**Requirement**:
Reproduce all the entries exactly and keep the pictures out.

**Data for this task**:
· · · ·
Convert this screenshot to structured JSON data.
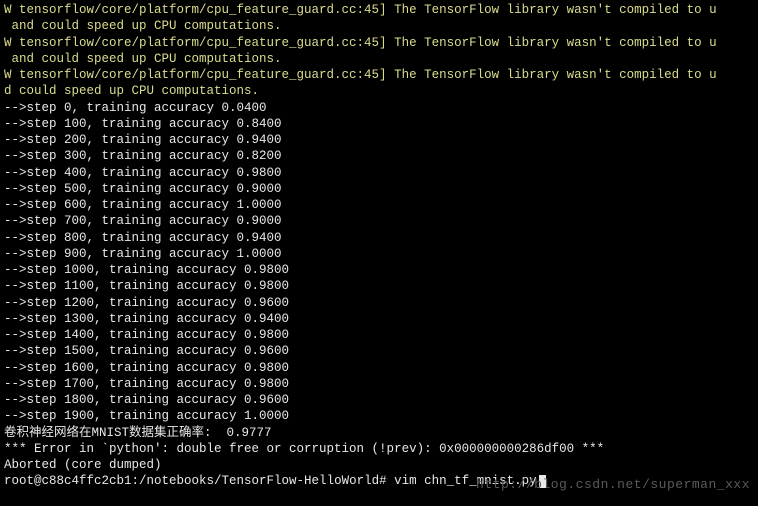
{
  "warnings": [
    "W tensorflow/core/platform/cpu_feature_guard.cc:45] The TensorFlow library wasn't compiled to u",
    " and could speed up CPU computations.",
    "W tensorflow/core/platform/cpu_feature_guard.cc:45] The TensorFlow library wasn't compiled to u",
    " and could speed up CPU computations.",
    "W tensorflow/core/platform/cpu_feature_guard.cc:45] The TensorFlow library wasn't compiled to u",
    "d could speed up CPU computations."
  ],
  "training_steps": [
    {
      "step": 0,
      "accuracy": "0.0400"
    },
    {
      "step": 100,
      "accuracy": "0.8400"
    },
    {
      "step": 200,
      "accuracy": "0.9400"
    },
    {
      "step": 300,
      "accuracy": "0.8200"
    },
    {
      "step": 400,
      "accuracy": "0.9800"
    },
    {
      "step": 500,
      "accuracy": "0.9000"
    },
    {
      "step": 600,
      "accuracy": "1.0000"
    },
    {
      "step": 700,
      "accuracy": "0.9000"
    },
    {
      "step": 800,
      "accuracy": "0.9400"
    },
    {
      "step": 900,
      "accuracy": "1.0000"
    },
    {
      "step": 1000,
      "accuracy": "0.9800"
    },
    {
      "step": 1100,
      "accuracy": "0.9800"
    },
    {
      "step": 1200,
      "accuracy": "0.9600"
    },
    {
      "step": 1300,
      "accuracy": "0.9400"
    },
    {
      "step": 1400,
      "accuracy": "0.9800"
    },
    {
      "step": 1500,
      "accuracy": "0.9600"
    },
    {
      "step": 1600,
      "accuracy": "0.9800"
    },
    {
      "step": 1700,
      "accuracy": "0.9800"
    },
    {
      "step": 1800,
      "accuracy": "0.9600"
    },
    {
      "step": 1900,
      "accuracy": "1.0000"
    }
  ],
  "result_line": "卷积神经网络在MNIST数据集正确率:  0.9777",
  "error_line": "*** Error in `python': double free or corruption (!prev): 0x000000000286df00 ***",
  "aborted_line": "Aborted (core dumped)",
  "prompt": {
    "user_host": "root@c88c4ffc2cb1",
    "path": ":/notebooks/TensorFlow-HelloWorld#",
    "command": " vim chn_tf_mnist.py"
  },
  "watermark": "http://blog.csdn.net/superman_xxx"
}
· · · ·
**Task output**:
Convert this screenshot to structured JSON data.
{
  "warnings": [
    "W tensorflow/core/platform/cpu_feature_guard.cc:45] The TensorFlow library wasn't compiled to u",
    " and could speed up CPU computations.",
    "W tensorflow/core/platform/cpu_feature_guard.cc:45] The TensorFlow library wasn't compiled to u",
    " and could speed up CPU computations.",
    "W tensorflow/core/platform/cpu_feature_guard.cc:45] The TensorFlow library wasn't compiled to u",
    "d could speed up CPU computations."
  ],
  "training_steps": [
    {
      "step": 0,
      "accuracy": "0.0400"
    },
    {
      "step": 100,
      "accuracy": "0.8400"
    },
    {
      "step": 200,
      "accuracy": "0.9400"
    },
    {
      "step": 300,
      "accuracy": "0.8200"
    },
    {
      "step": 400,
      "accuracy": "0.9800"
    },
    {
      "step": 500,
      "accuracy": "0.9000"
    },
    {
      "step": 600,
      "accuracy": "1.0000"
    },
    {
      "step": 700,
      "accuracy": "0.9000"
    },
    {
      "step": 800,
      "accuracy": "0.9400"
    },
    {
      "step": 900,
      "accuracy": "1.0000"
    },
    {
      "step": 1000,
      "accuracy": "0.9800"
    },
    {
      "step": 1100,
      "accuracy": "0.9800"
    },
    {
      "step": 1200,
      "accuracy": "0.9600"
    },
    {
      "step": 1300,
      "accuracy": "0.9400"
    },
    {
      "step": 1400,
      "accuracy": "0.9800"
    },
    {
      "step": 1500,
      "accuracy": "0.9600"
    },
    {
      "step": 1600,
      "accuracy": "0.9800"
    },
    {
      "step": 1700,
      "accuracy": "0.9800"
    },
    {
      "step": 1800,
      "accuracy": "0.9600"
    },
    {
      "step": 1900,
      "accuracy": "1.0000"
    }
  ],
  "result_line": "卷积神经网络在MNIST数据集正确率:  0.9777",
  "error_line": "*** Error in `python': double free or corruption (!prev): 0x000000000286df00 ***",
  "aborted_line": "Aborted (core dumped)",
  "prompt": {
    "user_host": "root@c88c4ffc2cb1",
    "path": ":/notebooks/TensorFlow-HelloWorld#",
    "command": " vim chn_tf_mnist.py"
  },
  "watermark": "http://blog.csdn.net/superman_xxx"
}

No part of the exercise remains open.